**DATA PROVIDED:**
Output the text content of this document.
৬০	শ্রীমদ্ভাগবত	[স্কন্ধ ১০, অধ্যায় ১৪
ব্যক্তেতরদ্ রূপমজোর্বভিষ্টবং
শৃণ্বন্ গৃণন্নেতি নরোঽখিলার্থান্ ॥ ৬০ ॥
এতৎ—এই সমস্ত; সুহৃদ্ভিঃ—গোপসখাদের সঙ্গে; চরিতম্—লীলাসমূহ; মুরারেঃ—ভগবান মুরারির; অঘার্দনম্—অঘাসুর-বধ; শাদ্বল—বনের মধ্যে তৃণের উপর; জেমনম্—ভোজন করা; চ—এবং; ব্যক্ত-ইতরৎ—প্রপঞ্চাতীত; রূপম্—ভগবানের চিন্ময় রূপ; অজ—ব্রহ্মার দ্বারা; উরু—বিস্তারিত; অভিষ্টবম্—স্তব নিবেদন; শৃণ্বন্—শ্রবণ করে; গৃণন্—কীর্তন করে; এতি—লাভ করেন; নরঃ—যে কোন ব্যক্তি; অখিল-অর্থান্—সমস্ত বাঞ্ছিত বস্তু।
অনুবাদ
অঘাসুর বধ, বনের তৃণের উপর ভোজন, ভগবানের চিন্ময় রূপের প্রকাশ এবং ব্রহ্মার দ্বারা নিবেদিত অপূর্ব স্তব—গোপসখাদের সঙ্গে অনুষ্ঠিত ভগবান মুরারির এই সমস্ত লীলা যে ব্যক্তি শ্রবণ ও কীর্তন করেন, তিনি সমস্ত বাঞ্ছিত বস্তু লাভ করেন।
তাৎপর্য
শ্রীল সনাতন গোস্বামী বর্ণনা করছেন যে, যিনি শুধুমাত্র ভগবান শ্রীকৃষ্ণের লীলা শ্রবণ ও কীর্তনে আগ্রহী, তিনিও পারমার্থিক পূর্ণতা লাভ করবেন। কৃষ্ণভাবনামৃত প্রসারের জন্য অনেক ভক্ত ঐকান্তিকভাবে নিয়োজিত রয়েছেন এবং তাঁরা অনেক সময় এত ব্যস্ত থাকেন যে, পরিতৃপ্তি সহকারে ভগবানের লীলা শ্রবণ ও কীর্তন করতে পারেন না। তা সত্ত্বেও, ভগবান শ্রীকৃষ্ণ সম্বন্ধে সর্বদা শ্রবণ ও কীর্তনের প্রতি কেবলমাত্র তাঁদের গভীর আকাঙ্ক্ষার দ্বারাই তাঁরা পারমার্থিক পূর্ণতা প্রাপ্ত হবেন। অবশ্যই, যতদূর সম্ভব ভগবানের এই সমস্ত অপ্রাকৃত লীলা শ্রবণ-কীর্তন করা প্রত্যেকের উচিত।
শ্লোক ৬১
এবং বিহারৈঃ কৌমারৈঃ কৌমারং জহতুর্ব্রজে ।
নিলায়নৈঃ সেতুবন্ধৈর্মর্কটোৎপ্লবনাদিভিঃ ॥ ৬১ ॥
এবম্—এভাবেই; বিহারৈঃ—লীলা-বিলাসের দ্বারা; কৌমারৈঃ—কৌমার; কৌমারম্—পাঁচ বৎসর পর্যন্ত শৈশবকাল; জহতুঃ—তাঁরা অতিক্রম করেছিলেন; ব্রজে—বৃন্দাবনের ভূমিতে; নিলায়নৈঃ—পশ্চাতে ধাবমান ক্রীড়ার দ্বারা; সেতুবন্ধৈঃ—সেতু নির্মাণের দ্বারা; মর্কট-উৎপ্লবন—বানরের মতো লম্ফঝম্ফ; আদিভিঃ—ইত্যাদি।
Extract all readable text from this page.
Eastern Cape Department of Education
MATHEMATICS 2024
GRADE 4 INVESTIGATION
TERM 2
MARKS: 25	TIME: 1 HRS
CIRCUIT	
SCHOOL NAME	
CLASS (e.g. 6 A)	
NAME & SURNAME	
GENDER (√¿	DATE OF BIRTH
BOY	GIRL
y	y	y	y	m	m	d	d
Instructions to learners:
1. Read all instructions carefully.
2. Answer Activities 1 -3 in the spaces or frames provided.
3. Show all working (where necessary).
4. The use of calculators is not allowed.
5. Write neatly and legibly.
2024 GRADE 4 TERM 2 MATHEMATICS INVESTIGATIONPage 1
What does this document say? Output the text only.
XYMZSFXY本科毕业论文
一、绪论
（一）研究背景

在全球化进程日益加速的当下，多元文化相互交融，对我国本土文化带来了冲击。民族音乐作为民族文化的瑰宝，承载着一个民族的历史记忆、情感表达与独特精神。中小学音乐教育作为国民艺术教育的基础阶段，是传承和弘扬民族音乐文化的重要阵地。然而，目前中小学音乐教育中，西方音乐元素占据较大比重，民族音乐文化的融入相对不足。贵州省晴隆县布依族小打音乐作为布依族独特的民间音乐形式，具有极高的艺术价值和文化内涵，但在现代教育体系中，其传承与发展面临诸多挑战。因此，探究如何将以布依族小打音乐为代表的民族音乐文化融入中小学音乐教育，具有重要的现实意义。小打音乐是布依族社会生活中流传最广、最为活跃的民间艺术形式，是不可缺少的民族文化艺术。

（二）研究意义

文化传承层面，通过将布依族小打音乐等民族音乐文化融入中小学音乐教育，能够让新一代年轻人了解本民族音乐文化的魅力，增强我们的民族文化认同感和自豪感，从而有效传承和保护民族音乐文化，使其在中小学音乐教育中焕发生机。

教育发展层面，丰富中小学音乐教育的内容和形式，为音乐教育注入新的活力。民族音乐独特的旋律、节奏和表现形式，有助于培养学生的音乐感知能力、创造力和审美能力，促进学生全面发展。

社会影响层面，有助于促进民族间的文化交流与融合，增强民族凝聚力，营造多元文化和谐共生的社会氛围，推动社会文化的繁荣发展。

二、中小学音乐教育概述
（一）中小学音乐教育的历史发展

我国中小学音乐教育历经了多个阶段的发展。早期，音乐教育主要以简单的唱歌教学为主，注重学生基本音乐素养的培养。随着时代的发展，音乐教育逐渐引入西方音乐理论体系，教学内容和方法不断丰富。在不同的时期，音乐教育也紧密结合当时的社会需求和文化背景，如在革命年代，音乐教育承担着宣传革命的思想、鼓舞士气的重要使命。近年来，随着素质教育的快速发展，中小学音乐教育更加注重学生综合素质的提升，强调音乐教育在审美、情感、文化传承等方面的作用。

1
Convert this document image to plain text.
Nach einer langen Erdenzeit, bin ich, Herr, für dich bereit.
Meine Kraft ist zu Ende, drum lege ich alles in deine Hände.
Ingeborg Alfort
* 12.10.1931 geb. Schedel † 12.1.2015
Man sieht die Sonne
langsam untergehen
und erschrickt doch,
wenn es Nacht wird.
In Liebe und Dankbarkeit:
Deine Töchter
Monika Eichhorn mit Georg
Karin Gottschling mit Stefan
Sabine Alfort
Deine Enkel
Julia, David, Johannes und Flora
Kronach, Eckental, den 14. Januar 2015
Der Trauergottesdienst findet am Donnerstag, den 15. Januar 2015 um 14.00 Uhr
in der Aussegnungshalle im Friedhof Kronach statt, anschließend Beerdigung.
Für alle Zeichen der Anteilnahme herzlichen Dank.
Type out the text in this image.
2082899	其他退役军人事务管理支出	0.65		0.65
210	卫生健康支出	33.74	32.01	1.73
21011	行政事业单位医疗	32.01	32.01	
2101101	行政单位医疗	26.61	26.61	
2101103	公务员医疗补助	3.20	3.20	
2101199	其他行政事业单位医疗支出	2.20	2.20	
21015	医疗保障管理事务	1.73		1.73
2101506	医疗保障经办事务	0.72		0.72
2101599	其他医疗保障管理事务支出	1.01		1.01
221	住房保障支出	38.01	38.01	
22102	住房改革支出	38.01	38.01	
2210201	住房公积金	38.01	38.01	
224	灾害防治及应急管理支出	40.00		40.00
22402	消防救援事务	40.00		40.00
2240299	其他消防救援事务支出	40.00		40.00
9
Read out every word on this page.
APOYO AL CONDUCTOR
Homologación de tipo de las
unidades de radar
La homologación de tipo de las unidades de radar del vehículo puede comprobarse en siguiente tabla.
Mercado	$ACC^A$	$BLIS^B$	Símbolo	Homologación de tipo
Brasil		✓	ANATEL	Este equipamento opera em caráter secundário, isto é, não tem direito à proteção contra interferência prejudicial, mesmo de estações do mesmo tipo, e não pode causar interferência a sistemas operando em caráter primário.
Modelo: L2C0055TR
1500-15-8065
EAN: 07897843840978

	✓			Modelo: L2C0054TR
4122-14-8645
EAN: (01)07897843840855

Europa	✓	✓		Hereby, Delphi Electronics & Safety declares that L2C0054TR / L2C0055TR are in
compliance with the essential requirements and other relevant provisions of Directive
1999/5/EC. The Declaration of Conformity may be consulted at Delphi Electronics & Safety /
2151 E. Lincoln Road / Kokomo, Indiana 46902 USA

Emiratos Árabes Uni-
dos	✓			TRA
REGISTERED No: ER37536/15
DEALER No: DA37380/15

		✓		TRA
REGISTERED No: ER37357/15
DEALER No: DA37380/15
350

**SET TASK:**
Extract every line from the one containing "Read out every word on this page." through the last line of the data, inclusive, exactly as written.

**RESPONSE TO THE TASK:**
Read out every word on this page.
APOYO AL CONDUCTOR
Homologación de tipo de las
unidades de radar
La homologación de tipo de las unidades de radar del vehículo puede comprobarse en siguiente tabla.
Mercado	$ACC^A$	$BLIS^B$	Símbolo	Homologación de tipo
Brasil		✓	ANATEL	Este equipamento opera em caráter secundário, isto é, não tem direito à proteção contra interferência prejudicial, mesmo de estações do mesmo tipo, e não pode causar interferência a sistemas operando em caráter primário.
Modelo: L2C0055TR
1500-15-8065
EAN: 07897843840978

	✓			Modelo: L2C0054TR
4122-14-8645
EAN: (01)07897843840855

Europa	✓	✓		Hereby, Delphi Electronics & Safety declares that L2C0054TR / L2C0055TR are in
compliance with the essential requirements and other relevant provisions of Directive
1999/5/EC. The Declaration of Conformity may be consulted at Delphi Electronics & Safety /
2151 E. Lincoln Road / Kokomo, Indiana 46902 USA

Emiratos Árabes Uni-
dos	✓			TRA
REGISTERED No: ER37536/15
DEALER No: DA37380/15

		✓		TRA
REGISTERED No: ER37357/15
DEALER No: DA37380/15
350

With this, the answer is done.